TASK TO CARRY OUT: Render the following material again verbatim, leaving nothing out.

Chart and figure data:
— BEGIN —
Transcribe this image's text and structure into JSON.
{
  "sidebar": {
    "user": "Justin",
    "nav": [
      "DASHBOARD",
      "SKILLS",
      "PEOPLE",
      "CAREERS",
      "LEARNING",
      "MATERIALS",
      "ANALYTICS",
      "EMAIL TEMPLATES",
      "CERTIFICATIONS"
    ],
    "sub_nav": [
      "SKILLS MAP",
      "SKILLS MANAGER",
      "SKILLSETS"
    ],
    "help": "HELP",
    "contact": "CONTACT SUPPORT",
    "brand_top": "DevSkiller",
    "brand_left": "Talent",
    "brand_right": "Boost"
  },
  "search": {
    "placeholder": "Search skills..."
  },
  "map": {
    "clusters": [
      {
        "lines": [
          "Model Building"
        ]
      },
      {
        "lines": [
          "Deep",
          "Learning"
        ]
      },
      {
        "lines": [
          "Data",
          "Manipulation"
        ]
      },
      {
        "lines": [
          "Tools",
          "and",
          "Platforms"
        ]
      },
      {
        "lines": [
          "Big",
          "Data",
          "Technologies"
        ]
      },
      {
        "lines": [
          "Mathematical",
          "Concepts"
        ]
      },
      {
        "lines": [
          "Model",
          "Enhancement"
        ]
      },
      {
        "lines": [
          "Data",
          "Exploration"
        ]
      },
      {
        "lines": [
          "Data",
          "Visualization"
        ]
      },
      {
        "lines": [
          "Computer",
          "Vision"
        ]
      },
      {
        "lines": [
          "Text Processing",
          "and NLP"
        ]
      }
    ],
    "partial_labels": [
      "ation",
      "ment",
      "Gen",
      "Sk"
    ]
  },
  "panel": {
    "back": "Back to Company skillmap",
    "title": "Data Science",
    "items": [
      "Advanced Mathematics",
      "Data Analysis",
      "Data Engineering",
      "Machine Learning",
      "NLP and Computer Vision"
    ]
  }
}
— END —
SOLUTION FOR THIS EXERCISE:
Transcribe this image's text and structure into JSON.
{
  "sidebar": {
    "user": "Justin",
    "nav": [
      "DASHBOARD",
      "SKILLS",
      "PEOPLE",
      "CAREERS",
      "LEARNING",
      "MATERIALS",
      "ANALYTICS",
      "EMAIL TEMPLATES",
      "CERTIFICATIONS"
    ],
    "sub_nav": [
      "SKILLS MAP",
      "SKILLS MANAGER",
      "SKILLSETS"
    ],
    "help": "HELP",
    "contact": "CONTACT SUPPORT",
    "brand_top": "DevSkiller",
    "brand_left": "Talent",
    "brand_right": "Boost"
  },
  "search": {
    "placeholder": "Search skills..."
  },
  "map": {
    "clusters": [
      {
        "lines": [
          "Model Building"
        ]
      },
      {
        "lines": [
          "Deep",
          "Learning"
        ]
      },
      {
        "lines": [
          "Data",
          "Manipulation"
        ]
      },
      {
        "lines": [
          "Tools",
          "and",
          "Platforms"
        ]
      },
      {
        "lines": [
          "Big",
          "Data",
          "Technologies"
        ]
      },
      {
        "lines": [
          "Mathematical",
          "Concepts"
        ]
      },
      {
        "lines": [
          "Model",
          "Enhancement"
        ]
      },
      {
        "lines": [
          "Data",
          "Exploration"
        ]
      },
      {
        "lines": [
          "Data",
          "Visualization"
        ]
      },
      {
        "lines": [
          "Computer",
          "Vision"
        ]
      },
      {
        "lines": [
          "Text Processing",
          "and NLP"
        ]
      }
    ],
    "partial_labels": [
      "ation",
      "ment",
      "Gen",
      "Sk"
    ]
  },
  "panel": {
    "back": "Back to Company skillmap",
    "title": "Data Science",
    "items": [
      "Advanced Mathematics",
      "Data Analysis",
      "Data Engineering",
      "Machine Learning",
      "NLP and Computer Vision"
    ]
  }
}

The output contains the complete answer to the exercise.